** begin Record set **

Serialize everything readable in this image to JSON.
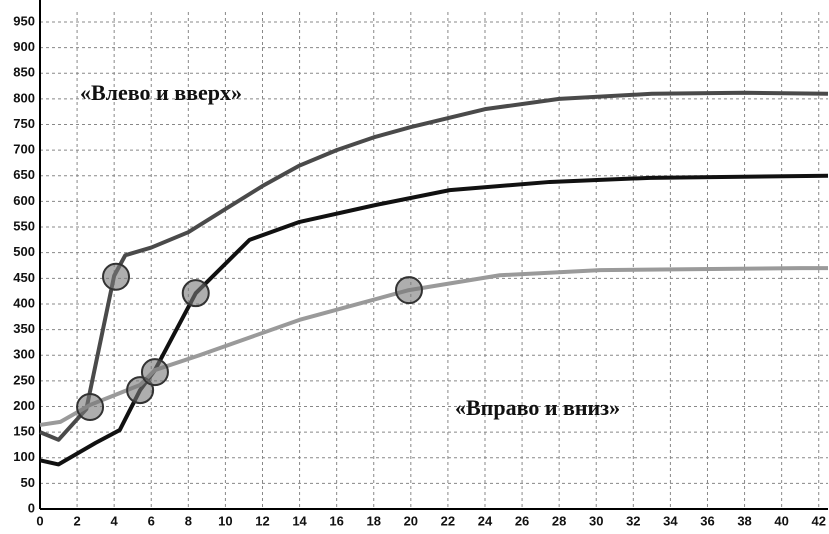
{
  "chart_data": {
    "type": "line",
    "xlim": [
      0,
      42.5
    ],
    "xticks": [
      0,
      2,
      4,
      6,
      8,
      10,
      12,
      14,
      16,
      18,
      20,
      22,
      24,
      26,
      28,
      30,
      32,
      34,
      36,
      38,
      40,
      42
    ],
    "ylim": [
      0,
      950
    ],
    "yticks": [
      0,
      50,
      100,
      150,
      200,
      250,
      300,
      350,
      400,
      450,
      500,
      550,
      600,
      650,
      700,
      750,
      800,
      850,
      900,
      950
    ],
    "grid": true,
    "annotations": [
      "«Влево и вверх»",
      "«Вправо и вниз»"
    ],
    "series": [
      {
        "color": "#4a4a4a",
        "x": [
          0,
          1,
          2.5,
          4,
          4.6,
          6,
          8,
          10,
          12,
          14,
          16,
          18,
          20,
          24,
          28,
          33,
          38,
          42.5
        ],
        "values": [
          150,
          135,
          195,
          455,
          495,
          510,
          540,
          585,
          630,
          670,
          700,
          725,
          745,
          780,
          800,
          810,
          812,
          810
        ]
      },
      {
        "color": "#111111",
        "x": [
          0,
          1,
          3,
          4.3,
          5.4,
          6.2,
          8.4,
          11.3,
          14,
          18.1,
          22.1,
          27.5,
          32.9,
          42.5
        ],
        "values": [
          95,
          87,
          129,
          154,
          232,
          271,
          421,
          525,
          560,
          593,
          622,
          638,
          646,
          650
        ]
      },
      {
        "color": "#9a9a9a",
        "x": [
          0,
          1.1,
          2.7,
          5.4,
          6.2,
          8.6,
          14,
          19.9,
          24.8,
          30.2,
          41,
          42.5
        ],
        "values": [
          164,
          170,
          203,
          242,
          271,
          300,
          369,
          427,
          456,
          466,
          470,
          470
        ]
      }
    ],
    "markers": {
      "x": [
        2.7,
        4.1,
        5.4,
        6.2,
        8.4,
        19.9
      ],
      "values": [
        199,
        453,
        232,
        267,
        421,
        427
      ]
    }
  }
}
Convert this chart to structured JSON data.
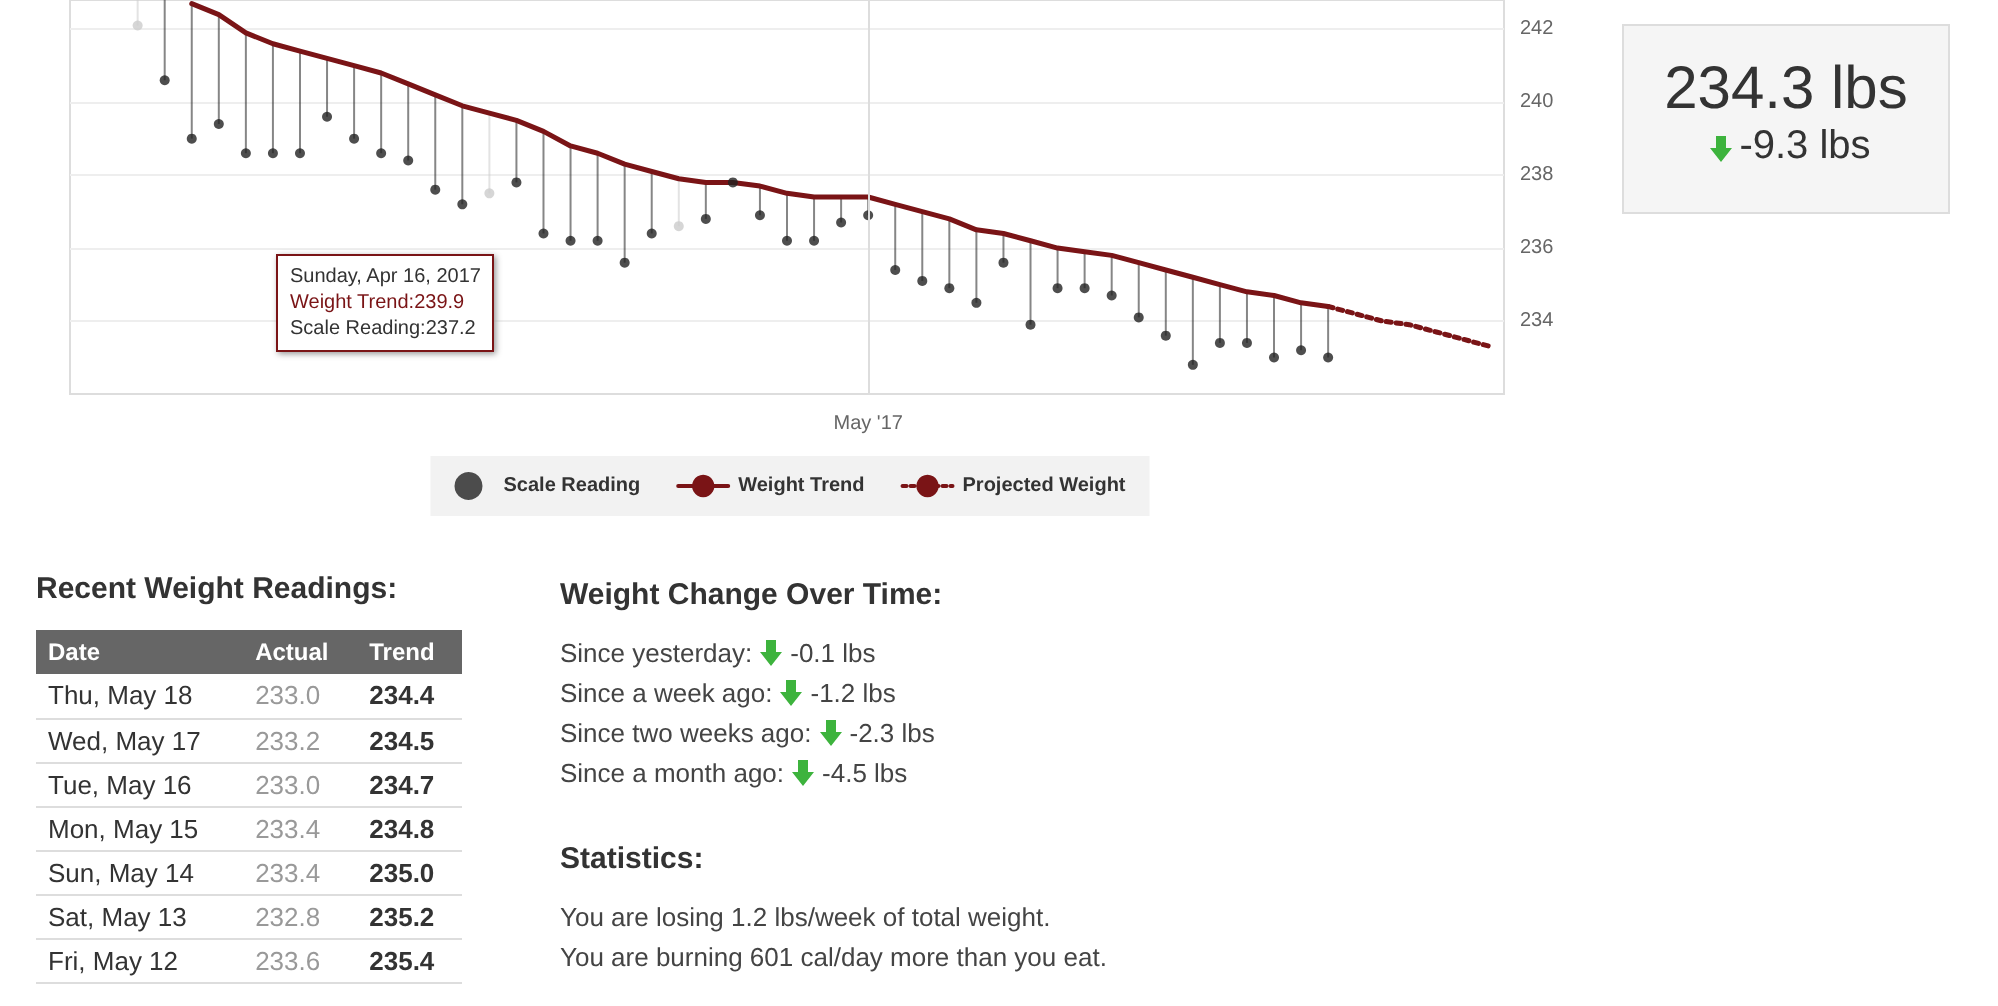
{
  "chart_data": [
    {
      "type": "line",
      "categories": [
        null,
        null,
        null,
        null,
        null,
        null,
        null,
        null,
        null,
        null,
        null,
        null,
        null,
        null,
        null,
        null,
        null,
        null,
        null,
        null,
        null,
        null,
        null,
        null,
        null,
        null,
        null,
        null,
        null,
        "May '17",
        null,
        null,
        null,
        null,
        null,
        null,
        null,
        null,
        null,
        null,
        null,
        null,
        null,
        null,
        null,
        null,
        null,
        null,
        null,
        null,
        null,
        null,
        null
      ],
      "ylim": [
        232,
        242.8
      ],
      "yticks": [
        234,
        236,
        238,
        240,
        242
      ],
      "grid": true,
      "legend": "bottom",
      "series": [
        {
          "name": "Scale Reading",
          "type": "scatter",
          "marker": "circle",
          "color": "#222222",
          "colors": [
            "#222222",
            "#222222",
            "#cccccc",
            "#222222",
            "#222222",
            "#222222",
            "#222222",
            "#222222",
            "#222222",
            "#222222",
            "#222222",
            "#222222",
            "#222222",
            "#222222",
            "#222222",
            "#cccccc",
            "#222222",
            "#222222",
            "#222222",
            "#222222",
            "#222222",
            "#222222",
            "#cccccc",
            "#222222",
            "#222222",
            "#222222",
            "#222222",
            "#222222",
            "#222222",
            "#222222",
            "#222222",
            "#222222",
            "#222222",
            "#222222",
            "#222222",
            "#222222",
            "#222222",
            "#222222",
            "#222222",
            "#222222",
            "#222222",
            "#222222",
            "#222222",
            "#222222",
            "#222222",
            "#222222",
            "#222222",
            "#222222",
            "#222222",
            "#222222",
            "#222222",
            "#222222",
            "#222222"
          ],
          "values": [
            null,
            null,
            242.1,
            240.6,
            239.0,
            239.4,
            238.6,
            238.6,
            238.6,
            239.6,
            239.0,
            238.6,
            238.4,
            237.6,
            237.2,
            237.5,
            237.8,
            236.4,
            236.2,
            236.2,
            235.6,
            236.4,
            236.6,
            236.8,
            237.8,
            236.9,
            236.2,
            236.2,
            236.7,
            236.9,
            235.4,
            235.1,
            234.9,
            234.5,
            235.6,
            233.9,
            234.9,
            234.9,
            234.7,
            234.1,
            233.6,
            232.8,
            233.4,
            233.4,
            233.0,
            233.2,
            233.0,
            null,
            null,
            null,
            null,
            null,
            null
          ],
          "errors": [
            null,
            null,
            [
              242.1,
              242.8
            ],
            [
              240.6,
              242.8
            ],
            [
              239.0,
              242.7
            ],
            [
              239.4,
              242.4
            ],
            [
              238.6,
              241.9
            ],
            [
              238.6,
              241.6
            ],
            [
              238.6,
              241.4
            ],
            [
              239.6,
              241.2
            ],
            [
              239.0,
              241.0
            ],
            [
              238.6,
              240.8
            ],
            [
              238.4,
              240.5
            ],
            [
              237.6,
              240.2
            ],
            [
              237.2,
              239.9
            ],
            [
              237.5,
              239.7
            ],
            [
              237.8,
              239.5
            ],
            [
              236.4,
              239.2
            ],
            [
              236.2,
              238.8
            ],
            [
              236.2,
              238.6
            ],
            [
              235.6,
              238.3
            ],
            [
              236.4,
              238.1
            ],
            [
              236.6,
              237.9
            ],
            [
              236.8,
              237.8
            ],
            null,
            [
              236.9,
              237.7
            ],
            [
              236.2,
              237.5
            ],
            [
              236.2,
              237.4
            ],
            [
              236.7,
              237.4
            ],
            [
              236.9,
              237.4
            ],
            [
              235.4,
              237.2
            ],
            [
              235.1,
              237.0
            ],
            [
              234.9,
              236.8
            ],
            [
              234.5,
              236.5
            ],
            [
              235.6,
              236.4
            ],
            [
              233.9,
              236.2
            ],
            [
              234.9,
              236.0
            ],
            [
              234.9,
              235.9
            ],
            [
              234.7,
              235.8
            ],
            [
              234.1,
              235.6
            ],
            [
              233.6,
              235.4
            ],
            [
              232.8,
              235.2
            ],
            [
              233.4,
              235.0
            ],
            [
              233.4,
              234.8
            ],
            [
              233.0,
              234.7
            ],
            [
              233.2,
              234.5
            ],
            [
              233.0,
              234.4
            ],
            null,
            null,
            null,
            null,
            null,
            null
          ]
        },
        {
          "name": "Weight Trend",
          "type": "line",
          "marker": "none",
          "line_style": "solid",
          "color": "#7a1416",
          "values": [
            null,
            null,
            null,
            null,
            242.7,
            242.4,
            241.9,
            241.6,
            241.4,
            241.2,
            241.0,
            240.8,
            240.5,
            240.2,
            239.9,
            239.7,
            239.5,
            239.2,
            238.8,
            238.6,
            238.3,
            238.1,
            237.9,
            237.8,
            237.8,
            237.7,
            237.5,
            237.4,
            237.4,
            237.4,
            237.2,
            237.0,
            236.8,
            236.5,
            236.4,
            236.2,
            236.0,
            235.9,
            235.8,
            235.6,
            235.4,
            235.2,
            235.0,
            234.8,
            234.7,
            234.5,
            234.4,
            null,
            null,
            null,
            null,
            null,
            null
          ]
        },
        {
          "name": "Projected Weight",
          "type": "line",
          "marker": "none",
          "line_style": "dotted",
          "color": "#7a1416",
          "values": [
            null,
            null,
            null,
            null,
            null,
            null,
            null,
            null,
            null,
            null,
            null,
            null,
            null,
            null,
            null,
            null,
            null,
            null,
            null,
            null,
            null,
            null,
            null,
            null,
            null,
            null,
            null,
            null,
            null,
            null,
            null,
            null,
            null,
            null,
            null,
            null,
            null,
            null,
            null,
            null,
            null,
            null,
            null,
            null,
            null,
            null,
            234.4,
            234.2,
            234.0,
            233.9,
            233.7,
            233.5,
            233.3
          ]
        }
      ],
      "annotations": [
        "Sunday, Apr 16, 2017\nWeight Trend:239.9\nScale Reading:237.2"
      ]
    },
    {
      "type": "other",
      "title": "234.3 lbs",
      "subtitle": "-9.3 lbs"
    },
    {
      "type": "other",
      "title": "Recent Weight Readings:",
      "xlabel": "Date",
      "data_labels": true,
      "categories": [
        "Thu, May 18",
        "Wed, May 17",
        "Tue, May 16",
        "Mon, May 15",
        "Sun, May 14",
        "Sat, May 13",
        "Fri, May 12"
      ],
      "series": [
        {
          "name": "Actual",
          "values": [
            233.0,
            233.2,
            233.0,
            233.4,
            233.4,
            232.8,
            233.6
          ],
          "value_labels": [
            "233.0",
            "233.2",
            "233.0",
            "233.4",
            "233.4",
            "232.8",
            "233.6"
          ]
        },
        {
          "name": "Trend",
          "values": [
            234.4,
            234.5,
            234.7,
            234.8,
            235.0,
            235.2,
            235.4
          ],
          "value_labels": [
            "234.4",
            "234.5",
            "234.7",
            "234.8",
            "235.0",
            "235.2",
            "235.4"
          ]
        }
      ]
    },
    {
      "type": "other",
      "title": "Weight Change Over Time:",
      "annotations": [
        "Since yesterday: -0.1 lbs",
        "Since a week ago: -1.2 lbs",
        "Since two weeks ago: -2.3 lbs",
        "Since a month ago: -4.5 lbs"
      ]
    },
    {
      "type": "other",
      "title": "Statistics:",
      "annotations": [
        "You are losing 1.2 lbs/week of total weight.",
        "You are burning 601 cal/day more than you eat."
      ]
    }
  ]
}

** end Record set **

• **What the exercise asks**
Scan the records above for the string "JSON", then select every line that holds it.

• **The completed task**
Serialize everything readable in this image to JSON.
Convert this chart to structured JSON data.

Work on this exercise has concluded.